▶ **What needs to be done**:
Wherever the word "почати" turns up in a line of the entries, copy that line.

[Extracted records]
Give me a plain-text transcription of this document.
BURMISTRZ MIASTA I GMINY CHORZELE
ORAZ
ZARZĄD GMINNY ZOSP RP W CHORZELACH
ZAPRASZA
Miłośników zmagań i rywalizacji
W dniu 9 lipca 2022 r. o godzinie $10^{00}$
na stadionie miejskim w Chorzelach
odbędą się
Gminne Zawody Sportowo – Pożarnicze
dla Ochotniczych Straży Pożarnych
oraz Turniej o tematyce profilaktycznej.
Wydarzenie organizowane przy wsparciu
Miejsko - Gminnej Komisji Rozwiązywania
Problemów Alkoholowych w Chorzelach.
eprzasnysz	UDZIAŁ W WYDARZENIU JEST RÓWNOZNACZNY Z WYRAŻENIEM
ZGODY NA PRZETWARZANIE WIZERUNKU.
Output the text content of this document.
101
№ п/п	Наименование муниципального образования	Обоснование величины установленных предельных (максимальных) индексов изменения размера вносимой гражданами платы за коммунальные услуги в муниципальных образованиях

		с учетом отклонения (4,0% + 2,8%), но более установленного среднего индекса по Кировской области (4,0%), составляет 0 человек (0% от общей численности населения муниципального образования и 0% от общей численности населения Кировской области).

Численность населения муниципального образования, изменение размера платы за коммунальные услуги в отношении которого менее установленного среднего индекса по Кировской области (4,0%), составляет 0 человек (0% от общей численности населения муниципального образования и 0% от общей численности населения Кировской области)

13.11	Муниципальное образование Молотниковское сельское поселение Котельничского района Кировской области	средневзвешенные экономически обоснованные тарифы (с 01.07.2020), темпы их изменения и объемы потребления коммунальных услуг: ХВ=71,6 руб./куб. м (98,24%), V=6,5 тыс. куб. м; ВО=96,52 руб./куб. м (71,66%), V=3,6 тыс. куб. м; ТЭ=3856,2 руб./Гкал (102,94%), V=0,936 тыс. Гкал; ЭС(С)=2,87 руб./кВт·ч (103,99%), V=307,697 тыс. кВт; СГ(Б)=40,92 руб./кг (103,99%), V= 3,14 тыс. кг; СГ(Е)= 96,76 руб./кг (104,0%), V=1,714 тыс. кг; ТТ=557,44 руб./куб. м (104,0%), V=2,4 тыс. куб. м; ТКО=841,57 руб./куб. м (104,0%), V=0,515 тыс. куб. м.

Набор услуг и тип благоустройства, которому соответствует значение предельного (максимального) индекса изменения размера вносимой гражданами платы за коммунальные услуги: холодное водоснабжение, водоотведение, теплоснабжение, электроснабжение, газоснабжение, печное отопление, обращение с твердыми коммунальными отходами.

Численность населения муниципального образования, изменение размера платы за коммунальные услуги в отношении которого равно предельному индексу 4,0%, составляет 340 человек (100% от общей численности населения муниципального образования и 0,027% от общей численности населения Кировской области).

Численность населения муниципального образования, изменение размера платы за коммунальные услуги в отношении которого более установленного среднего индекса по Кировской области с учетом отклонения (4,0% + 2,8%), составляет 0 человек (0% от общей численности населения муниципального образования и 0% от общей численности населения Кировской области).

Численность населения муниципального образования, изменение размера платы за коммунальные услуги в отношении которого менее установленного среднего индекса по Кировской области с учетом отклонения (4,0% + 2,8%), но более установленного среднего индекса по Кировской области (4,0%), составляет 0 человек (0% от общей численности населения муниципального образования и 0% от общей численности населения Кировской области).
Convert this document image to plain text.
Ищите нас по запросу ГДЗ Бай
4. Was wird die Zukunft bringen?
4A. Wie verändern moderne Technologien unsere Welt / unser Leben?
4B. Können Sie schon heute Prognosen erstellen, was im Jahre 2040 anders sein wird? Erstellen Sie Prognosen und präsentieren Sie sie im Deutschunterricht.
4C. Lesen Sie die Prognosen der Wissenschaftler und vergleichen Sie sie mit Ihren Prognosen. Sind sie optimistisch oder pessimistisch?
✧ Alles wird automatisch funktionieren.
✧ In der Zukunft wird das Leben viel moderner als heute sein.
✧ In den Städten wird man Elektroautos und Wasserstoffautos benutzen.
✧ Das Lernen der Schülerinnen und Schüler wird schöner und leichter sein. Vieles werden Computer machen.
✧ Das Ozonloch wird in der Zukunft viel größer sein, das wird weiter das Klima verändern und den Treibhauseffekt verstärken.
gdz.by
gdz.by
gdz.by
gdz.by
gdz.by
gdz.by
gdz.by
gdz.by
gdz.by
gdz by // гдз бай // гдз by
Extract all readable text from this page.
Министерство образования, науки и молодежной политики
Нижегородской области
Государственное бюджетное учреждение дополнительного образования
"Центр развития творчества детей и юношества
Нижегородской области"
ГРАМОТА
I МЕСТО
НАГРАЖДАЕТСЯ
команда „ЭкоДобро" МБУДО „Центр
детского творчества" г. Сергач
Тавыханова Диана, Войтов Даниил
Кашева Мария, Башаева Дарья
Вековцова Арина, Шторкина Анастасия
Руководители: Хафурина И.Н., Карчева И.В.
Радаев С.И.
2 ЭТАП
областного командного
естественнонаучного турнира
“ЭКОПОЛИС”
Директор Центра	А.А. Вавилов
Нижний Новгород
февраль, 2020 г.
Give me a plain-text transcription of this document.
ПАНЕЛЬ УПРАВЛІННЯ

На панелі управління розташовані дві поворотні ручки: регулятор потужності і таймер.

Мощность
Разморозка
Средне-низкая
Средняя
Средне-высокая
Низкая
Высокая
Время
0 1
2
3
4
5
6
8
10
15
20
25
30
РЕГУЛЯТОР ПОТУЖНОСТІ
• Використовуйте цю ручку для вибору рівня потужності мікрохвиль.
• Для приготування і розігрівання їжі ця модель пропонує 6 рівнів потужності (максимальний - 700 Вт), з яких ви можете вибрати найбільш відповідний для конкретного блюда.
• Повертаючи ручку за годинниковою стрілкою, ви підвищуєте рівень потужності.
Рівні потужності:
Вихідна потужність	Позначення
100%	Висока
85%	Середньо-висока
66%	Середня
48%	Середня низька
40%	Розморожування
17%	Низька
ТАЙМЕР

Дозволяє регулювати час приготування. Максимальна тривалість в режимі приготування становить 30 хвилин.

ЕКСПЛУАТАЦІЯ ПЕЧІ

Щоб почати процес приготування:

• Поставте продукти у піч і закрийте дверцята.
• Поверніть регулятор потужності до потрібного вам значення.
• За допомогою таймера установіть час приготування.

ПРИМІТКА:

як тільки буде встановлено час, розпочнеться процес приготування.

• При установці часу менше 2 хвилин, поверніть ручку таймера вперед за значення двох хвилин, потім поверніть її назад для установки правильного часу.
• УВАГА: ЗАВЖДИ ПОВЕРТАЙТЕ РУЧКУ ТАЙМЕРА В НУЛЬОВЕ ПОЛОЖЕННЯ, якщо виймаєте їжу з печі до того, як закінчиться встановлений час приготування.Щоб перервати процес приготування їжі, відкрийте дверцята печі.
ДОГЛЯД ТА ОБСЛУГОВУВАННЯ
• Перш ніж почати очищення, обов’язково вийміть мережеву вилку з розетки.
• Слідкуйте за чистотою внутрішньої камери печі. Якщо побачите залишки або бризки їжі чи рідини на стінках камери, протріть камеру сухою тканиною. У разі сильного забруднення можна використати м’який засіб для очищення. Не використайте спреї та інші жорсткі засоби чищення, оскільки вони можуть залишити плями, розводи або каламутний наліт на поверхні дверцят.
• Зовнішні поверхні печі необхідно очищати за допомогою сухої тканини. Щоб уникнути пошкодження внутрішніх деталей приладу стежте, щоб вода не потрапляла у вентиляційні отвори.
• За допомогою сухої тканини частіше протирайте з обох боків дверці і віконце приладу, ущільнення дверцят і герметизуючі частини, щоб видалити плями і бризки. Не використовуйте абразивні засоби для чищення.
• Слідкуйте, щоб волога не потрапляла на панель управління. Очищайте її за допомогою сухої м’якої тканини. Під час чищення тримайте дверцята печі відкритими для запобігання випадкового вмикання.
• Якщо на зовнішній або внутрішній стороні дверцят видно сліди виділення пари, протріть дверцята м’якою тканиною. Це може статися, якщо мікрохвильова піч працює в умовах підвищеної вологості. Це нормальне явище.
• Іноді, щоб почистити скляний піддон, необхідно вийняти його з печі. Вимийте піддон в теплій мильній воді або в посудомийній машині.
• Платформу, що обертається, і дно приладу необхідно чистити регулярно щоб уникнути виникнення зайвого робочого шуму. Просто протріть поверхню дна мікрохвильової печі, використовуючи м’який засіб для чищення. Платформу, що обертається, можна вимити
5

▶ **Written reply**:
Щоб почати процес приготування:
• Перш ніж почати очищення, обов’язково вийміть мережеву вилку з розетки.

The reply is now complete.